課題 >> 本番の緊張についての文章から、「今回はこの頻度によるメンタル面の変化について考えてみましょう。」を含む語句で始まり「では反対に一箇所だけ短いソロが出てくる本番ではどんなことを考えているでしょうか。」で終わる部分を、「本番」を「演奏会」に置き換えて書き直してください。

文書の抜粋 >>
——
演奏を出来なかった期間が明けて久しぶりの本番、なんだか今までになく緊張した!
合奏中あちこちにソロがたくさんあるより、一箇所だけ短いソロが出てくる方がドキドキする・・。
もしかしたらこれは似たような仕組みなのかもしれません。
今回はこの頻度によるメンタル面の変化について考えてみましょう。
本番で緊張する思考
あちこちにたくさん自分のソロの場面があるとき、一体どんな気持ち本番に臨んでいるでしょうか。
「あの部分はこうやろう」
「このフレーズはこんな感じで」
「一番の難所はここだったな」
なんて考えているかもしれません。
これらはこれから向き合うストレスフルなことに対して建設的にどうやろうか考えているという思考です。
このように考えているときにはこわばりを生むような過緊張になったりはしないもの。
では反対に一箇所だけ短いソロが出てくる本番ではどんなことを考えているでしょうか。
「キタキタキタ!!」
「ミスしたらどうしよう」
「上手くできるかな?」
もしこんな思考が出てきていたら、それは残念ながら全部演奏には関係のない雑念です。
雑念に支配されているときはすごくドキドキして緊張しているのではないでしょうか。
こういう状態では満足できる演奏に繋げるのは難しいかもしれません。
たくさんソロがあるといちいち「どうしよう」と騒いではいられないので、ある種の諦めのような居直り感が出て動じにくいのかもしれません。
ミスしてからが本番
大事な本番だからノーミスで丁寧に演奏しようと思っていたのに初っ端からリードミスなどしてしまい、もうどうでも良くなって破れかぶれで思いっきり表現したらオーディションに受かった、予想よりいい演奏になったなど誰しもあるのではないでしょうか。
思ったように演奏したいというのは演奏者なら当然の願いですが、もしかしたらそう願い事によって火事場のアドレナリンによって本番でだけ出来るパフォーマンスを制限してしまっている面もあるのかもしれません。
ある意味自分の想像力の限界である「理想」というものが自分を縛る檻になってしまってそれ以上の力を発揮するのを邪魔してしまうような。
そういう見えない檻を壊してさらに良い演奏にするきっかけが諦めや居直りだとしたらどうでしょうか。
「諦め」「居直り」と言ってしまうと印象が良くないかもしれませんが、事実を事実として受け入れて起きていることに正面から向き合い、もう一歩先へ進められる本来の自分の可能性を解放するのに役立つ姿勢なのかもしれませんね。
次に久しぶりの本番にどんな準備をしていきたいかを考えてみましょう。
久しぶりでも変わらないもの
音楽に限らず何事も久しぶりに出会う人や場所やものってどんな風に変化しているかワクワクするのではないでしょうか。
子供の頃に過ごしたあの場所、今はどんな風になっているのかな?
学生時代の同級生、もう白髪になっているかな?
——
提供資料 >>
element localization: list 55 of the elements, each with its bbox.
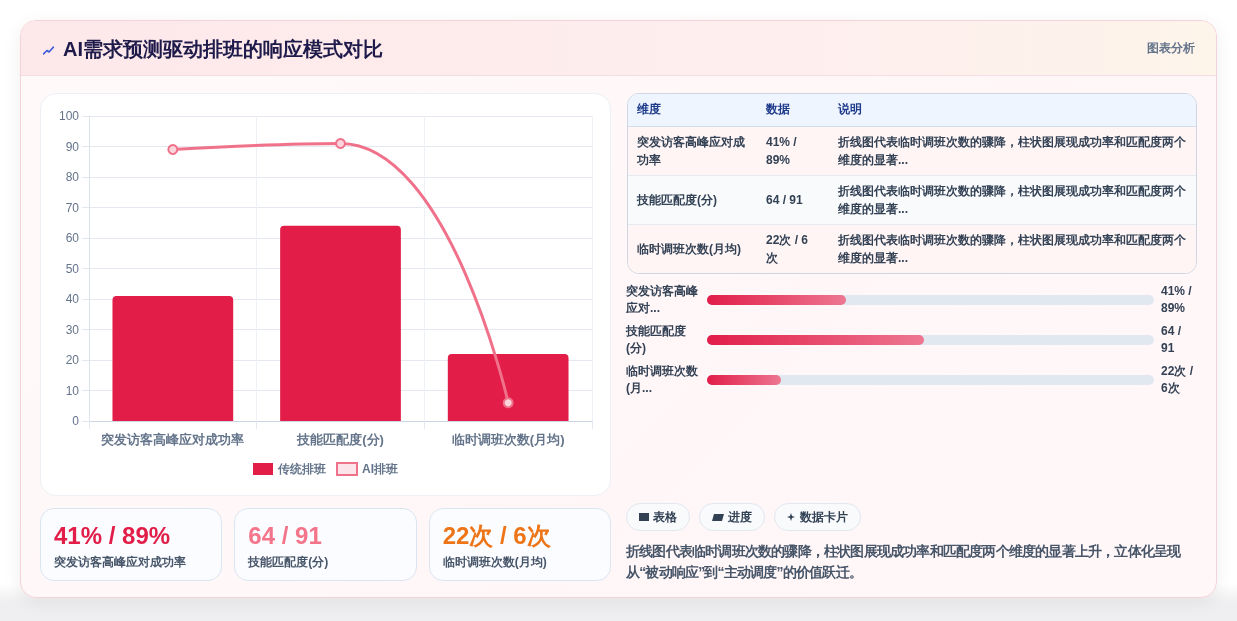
——
最終結果 >>
今回はこの頻度によるメンタル面の変化について考えてみましょう。
演奏会で緊張する思考
あちこちにたくさん自分のソロの場面があるとき、一体どんな気持ち演奏会に臨んでいるでしょうか。
「あの部分はこうやろう」
「このフレーズはこんな感じで」
「一番の難所はここだったな」
なんて考えているかもしれません。
これらはこれから向き合うストレスフルなことに対して建設的にどうやろうか考えているという思考です。
このように考えているときにはこわばりを生むような過緊張になったりはしないもの。
では反対に一箇所だけ短いソロが出てくる演奏会ではどんなことを考えているでしょうか。